begin PROVIDED MATERIAL
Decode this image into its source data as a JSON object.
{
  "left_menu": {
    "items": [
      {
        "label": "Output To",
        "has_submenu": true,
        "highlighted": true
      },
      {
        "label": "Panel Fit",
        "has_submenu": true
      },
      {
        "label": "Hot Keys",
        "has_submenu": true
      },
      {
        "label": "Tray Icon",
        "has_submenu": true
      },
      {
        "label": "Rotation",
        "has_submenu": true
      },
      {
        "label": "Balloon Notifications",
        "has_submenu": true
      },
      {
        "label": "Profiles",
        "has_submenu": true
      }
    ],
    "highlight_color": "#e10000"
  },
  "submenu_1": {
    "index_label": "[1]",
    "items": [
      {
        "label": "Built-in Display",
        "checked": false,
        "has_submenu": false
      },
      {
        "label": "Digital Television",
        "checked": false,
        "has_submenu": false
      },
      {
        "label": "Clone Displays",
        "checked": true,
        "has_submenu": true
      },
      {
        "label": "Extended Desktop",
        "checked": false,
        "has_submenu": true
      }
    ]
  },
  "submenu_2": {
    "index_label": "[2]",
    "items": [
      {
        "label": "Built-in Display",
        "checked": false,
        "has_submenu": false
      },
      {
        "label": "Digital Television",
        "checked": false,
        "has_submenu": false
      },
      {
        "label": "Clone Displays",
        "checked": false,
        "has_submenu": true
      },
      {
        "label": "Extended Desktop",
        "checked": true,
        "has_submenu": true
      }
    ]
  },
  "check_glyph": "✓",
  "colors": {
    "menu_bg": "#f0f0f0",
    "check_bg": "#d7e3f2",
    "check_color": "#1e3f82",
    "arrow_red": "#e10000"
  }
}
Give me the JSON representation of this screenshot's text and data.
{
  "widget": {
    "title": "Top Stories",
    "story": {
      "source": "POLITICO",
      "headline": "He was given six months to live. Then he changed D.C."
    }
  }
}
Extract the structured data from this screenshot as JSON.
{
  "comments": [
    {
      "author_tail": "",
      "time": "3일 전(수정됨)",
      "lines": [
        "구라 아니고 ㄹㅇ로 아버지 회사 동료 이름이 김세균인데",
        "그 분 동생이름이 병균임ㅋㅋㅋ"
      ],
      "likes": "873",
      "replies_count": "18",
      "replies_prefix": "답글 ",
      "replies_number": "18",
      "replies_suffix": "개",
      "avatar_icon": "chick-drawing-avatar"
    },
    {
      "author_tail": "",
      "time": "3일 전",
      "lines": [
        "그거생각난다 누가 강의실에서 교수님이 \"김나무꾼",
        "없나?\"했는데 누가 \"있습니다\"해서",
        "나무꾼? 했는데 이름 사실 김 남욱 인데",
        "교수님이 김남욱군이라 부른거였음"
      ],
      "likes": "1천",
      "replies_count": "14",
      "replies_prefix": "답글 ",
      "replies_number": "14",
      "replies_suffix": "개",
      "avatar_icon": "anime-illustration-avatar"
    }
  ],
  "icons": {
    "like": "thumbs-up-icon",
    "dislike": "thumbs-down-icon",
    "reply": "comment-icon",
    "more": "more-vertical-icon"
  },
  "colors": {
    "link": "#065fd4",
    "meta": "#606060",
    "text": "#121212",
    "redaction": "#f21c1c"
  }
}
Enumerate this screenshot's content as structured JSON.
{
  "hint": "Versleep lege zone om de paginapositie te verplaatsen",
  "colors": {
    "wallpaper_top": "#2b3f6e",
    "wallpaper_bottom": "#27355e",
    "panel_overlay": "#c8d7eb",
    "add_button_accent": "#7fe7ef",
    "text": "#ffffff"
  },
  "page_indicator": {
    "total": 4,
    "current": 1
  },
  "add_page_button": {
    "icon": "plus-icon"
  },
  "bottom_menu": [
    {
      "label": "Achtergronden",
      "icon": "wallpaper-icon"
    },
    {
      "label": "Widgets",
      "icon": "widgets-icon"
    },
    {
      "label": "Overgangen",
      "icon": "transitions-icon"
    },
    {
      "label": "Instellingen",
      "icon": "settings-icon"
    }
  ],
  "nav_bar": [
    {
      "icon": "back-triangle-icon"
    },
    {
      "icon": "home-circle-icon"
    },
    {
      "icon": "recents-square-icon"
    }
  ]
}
end PROVIDED MATERIAL
- _PROBLEM TO WORK ON_
Search the data for the word "JSON" and copy each line where it appears.

- _RESULT OF THIS EXERCISE_
Decode this image into its source data as a JSON object.
Give me the JSON representation of this screenshot's text and data.
Extract the structured data from this screenshot as JSON.
Enumerate this screenshot's content as structured JSON.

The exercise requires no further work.